> [Set problem]:
Collect all lines below with the string "西区大帅哥".

> [Data entries]:

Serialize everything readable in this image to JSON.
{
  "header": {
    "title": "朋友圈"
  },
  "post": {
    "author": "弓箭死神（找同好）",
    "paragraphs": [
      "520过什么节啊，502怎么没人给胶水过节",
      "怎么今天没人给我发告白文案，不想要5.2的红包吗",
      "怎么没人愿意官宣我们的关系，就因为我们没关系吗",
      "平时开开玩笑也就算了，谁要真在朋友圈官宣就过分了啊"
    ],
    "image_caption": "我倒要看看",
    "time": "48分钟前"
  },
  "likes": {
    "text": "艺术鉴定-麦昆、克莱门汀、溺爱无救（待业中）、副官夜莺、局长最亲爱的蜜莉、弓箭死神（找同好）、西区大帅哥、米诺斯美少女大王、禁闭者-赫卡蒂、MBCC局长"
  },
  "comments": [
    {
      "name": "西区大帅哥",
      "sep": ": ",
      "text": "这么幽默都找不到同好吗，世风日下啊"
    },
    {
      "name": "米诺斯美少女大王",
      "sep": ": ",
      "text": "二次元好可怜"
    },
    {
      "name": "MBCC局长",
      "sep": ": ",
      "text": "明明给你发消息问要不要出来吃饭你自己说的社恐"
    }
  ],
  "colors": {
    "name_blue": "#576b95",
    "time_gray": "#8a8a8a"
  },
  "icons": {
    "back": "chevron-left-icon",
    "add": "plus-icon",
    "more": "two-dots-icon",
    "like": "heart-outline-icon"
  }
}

> [Exercise response]:
    "text": "艺术鉴定-麦昆、克莱门汀、溺爱无救（待业中）、副官夜莺、局长最亲爱的蜜莉、弓箭死神（找同好）、西区大帅哥、米诺斯美少女大王、禁闭者-赫卡蒂、MBCC局长"
      "name": "西区大帅哥",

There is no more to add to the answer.